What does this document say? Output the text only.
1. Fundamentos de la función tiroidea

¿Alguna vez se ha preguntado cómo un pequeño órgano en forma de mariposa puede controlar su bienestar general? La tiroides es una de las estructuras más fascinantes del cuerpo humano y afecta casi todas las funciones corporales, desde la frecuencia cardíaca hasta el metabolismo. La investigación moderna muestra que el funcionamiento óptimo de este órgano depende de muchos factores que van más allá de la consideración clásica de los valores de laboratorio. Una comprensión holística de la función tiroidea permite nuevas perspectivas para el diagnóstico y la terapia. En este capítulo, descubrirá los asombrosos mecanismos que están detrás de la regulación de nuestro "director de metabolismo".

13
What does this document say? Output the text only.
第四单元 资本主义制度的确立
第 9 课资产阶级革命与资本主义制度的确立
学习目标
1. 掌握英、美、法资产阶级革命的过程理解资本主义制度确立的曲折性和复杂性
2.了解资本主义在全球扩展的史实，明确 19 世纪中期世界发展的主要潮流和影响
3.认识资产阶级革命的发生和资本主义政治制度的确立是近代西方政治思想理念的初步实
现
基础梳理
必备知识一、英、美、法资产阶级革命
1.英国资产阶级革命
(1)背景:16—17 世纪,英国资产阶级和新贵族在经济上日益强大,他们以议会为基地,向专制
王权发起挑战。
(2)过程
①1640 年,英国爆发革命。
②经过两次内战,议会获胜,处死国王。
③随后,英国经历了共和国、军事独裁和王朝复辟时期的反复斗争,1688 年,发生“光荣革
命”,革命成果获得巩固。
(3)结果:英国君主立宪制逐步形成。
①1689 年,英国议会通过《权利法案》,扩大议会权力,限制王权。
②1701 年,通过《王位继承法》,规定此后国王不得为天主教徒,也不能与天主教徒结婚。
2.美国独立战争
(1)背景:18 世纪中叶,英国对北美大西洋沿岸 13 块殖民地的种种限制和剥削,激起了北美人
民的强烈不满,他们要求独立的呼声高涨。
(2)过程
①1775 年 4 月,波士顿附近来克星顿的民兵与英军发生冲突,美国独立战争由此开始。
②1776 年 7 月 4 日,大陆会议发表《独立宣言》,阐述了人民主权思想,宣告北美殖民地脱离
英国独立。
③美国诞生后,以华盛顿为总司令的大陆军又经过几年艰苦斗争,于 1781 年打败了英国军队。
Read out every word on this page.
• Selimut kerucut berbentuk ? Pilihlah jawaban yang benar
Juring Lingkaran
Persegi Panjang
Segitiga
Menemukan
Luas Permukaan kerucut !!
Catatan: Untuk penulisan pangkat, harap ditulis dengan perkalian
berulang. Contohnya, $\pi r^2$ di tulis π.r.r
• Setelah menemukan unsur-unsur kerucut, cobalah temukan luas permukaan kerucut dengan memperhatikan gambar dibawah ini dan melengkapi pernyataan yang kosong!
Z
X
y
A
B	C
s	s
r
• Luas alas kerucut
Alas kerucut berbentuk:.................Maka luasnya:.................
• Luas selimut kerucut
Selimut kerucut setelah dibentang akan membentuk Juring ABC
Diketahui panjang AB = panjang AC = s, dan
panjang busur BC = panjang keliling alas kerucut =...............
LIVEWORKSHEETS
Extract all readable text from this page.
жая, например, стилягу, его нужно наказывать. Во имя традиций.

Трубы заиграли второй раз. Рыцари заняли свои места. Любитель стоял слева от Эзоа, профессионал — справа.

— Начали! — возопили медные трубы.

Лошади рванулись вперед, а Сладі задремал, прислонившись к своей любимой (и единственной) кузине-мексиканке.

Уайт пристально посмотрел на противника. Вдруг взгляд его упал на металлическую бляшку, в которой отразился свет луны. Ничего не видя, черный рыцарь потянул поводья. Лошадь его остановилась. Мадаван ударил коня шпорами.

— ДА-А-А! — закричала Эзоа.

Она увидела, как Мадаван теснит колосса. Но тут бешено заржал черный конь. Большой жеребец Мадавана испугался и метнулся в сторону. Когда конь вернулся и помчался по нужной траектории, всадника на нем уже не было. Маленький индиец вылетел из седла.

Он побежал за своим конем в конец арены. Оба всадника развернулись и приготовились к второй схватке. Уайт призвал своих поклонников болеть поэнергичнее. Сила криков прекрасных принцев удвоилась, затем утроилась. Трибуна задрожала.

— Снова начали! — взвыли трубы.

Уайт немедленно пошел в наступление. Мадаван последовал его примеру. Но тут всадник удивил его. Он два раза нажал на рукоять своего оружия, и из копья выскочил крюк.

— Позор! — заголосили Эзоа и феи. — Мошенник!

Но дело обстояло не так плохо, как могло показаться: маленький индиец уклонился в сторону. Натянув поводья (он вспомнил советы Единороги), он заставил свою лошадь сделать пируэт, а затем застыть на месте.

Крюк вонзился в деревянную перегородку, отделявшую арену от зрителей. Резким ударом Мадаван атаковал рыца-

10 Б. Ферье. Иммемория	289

______

YOUR GOAL: In the listing above, find each line with the word "dengan" and copy it.

WRITTEN REPLY:
Catatan: Untuk penulisan pangkat, harap ditulis dengan perkalian
• Setelah menemukan unsur-unsur kerucut, cobalah temukan luas permukaan kerucut dengan memperhatikan gambar dibawah ini dan melengkapi pernyataan yang kosong!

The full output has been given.